◆ Problem details ◆
For each line of the listing that holds "ændring", show the full line.

-- Extracted data follows --

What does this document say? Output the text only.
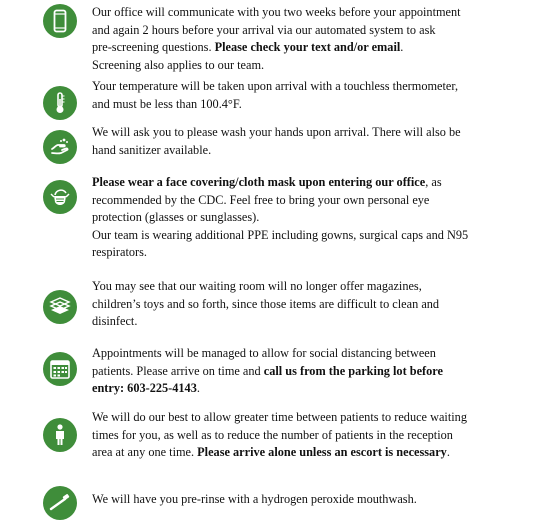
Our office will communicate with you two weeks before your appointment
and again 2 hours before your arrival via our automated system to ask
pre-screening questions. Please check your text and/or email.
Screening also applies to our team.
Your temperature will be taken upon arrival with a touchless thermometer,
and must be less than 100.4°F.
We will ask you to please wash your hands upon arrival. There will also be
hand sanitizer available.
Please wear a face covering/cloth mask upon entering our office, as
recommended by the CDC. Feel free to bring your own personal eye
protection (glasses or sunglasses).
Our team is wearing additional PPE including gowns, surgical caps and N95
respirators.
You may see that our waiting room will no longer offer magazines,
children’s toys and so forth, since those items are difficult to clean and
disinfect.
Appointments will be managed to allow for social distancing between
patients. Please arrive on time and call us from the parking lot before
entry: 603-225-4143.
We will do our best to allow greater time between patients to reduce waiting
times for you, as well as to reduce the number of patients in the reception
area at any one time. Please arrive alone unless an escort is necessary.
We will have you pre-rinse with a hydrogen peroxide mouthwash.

-- Extracted data concluded --
-- Extracted data follows --

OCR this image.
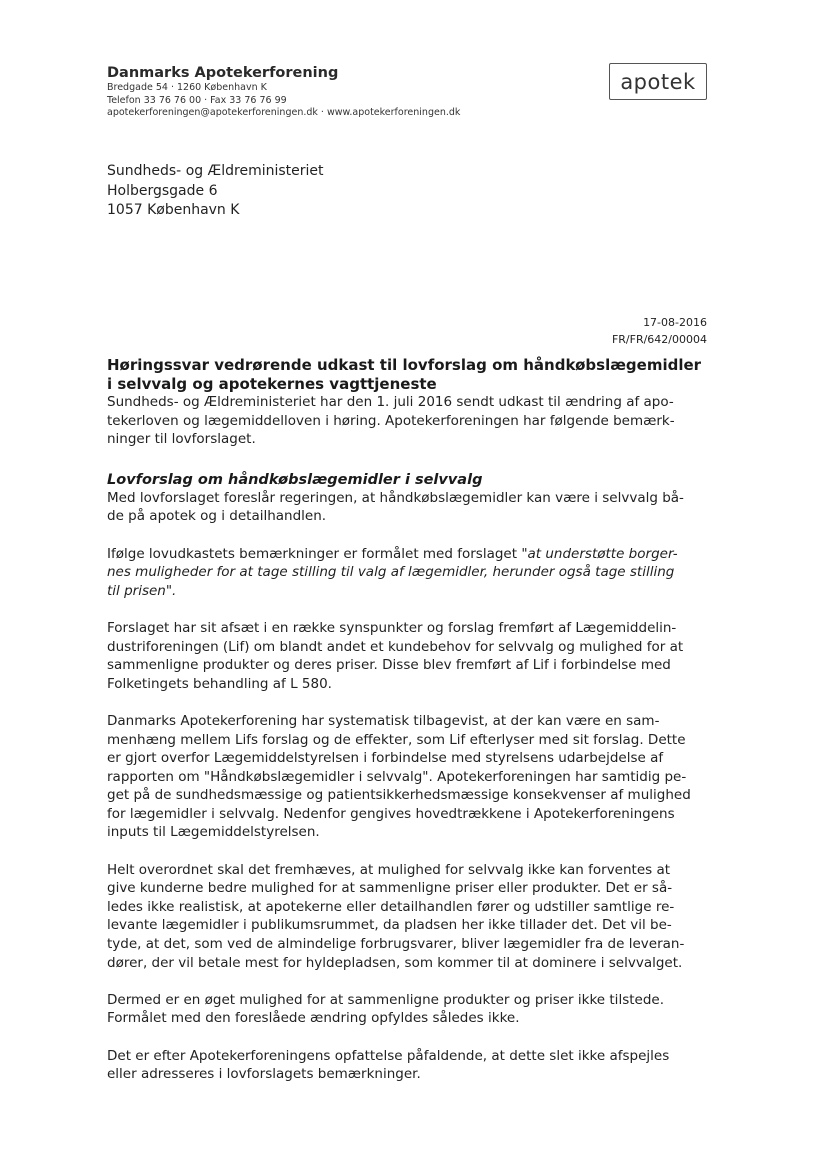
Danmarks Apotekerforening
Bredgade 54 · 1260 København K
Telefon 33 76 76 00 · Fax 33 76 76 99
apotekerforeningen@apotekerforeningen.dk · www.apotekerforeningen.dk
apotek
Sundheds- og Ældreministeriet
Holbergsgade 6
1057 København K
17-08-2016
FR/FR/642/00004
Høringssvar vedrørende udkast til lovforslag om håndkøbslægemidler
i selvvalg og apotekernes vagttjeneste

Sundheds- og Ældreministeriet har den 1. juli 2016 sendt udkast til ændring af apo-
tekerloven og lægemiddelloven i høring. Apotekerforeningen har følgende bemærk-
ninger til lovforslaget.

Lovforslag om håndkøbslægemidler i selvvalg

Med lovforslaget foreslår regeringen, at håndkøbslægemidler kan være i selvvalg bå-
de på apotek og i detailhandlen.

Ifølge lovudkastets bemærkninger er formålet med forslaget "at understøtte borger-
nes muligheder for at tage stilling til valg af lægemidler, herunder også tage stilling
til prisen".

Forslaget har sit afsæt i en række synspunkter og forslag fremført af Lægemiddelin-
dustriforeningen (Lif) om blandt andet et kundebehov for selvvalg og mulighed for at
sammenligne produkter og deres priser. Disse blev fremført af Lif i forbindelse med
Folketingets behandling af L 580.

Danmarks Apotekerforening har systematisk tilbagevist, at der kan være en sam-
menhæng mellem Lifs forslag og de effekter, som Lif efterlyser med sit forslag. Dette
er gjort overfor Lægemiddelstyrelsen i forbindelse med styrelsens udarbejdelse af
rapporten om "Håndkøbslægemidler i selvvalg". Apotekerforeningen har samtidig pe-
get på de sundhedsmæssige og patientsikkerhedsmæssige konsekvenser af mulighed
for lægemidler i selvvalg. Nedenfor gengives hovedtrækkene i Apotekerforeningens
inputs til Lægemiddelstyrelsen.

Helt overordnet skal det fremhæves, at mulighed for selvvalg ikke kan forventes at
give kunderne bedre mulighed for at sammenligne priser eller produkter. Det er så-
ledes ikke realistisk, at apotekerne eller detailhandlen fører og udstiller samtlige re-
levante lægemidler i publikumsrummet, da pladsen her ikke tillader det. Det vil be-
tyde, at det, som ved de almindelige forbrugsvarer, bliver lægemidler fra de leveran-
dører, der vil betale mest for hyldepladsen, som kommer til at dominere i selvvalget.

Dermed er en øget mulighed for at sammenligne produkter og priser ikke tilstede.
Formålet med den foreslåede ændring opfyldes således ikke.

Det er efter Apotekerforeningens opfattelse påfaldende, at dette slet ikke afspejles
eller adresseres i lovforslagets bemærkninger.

-- Extracted data concluded --

◆ Problem solution ◆
Sundheds- og Ældreministeriet har den 1. juli 2016 sendt udkast til ændring af apo-
Formålet med den foreslåede ændring opfyldes således ikke.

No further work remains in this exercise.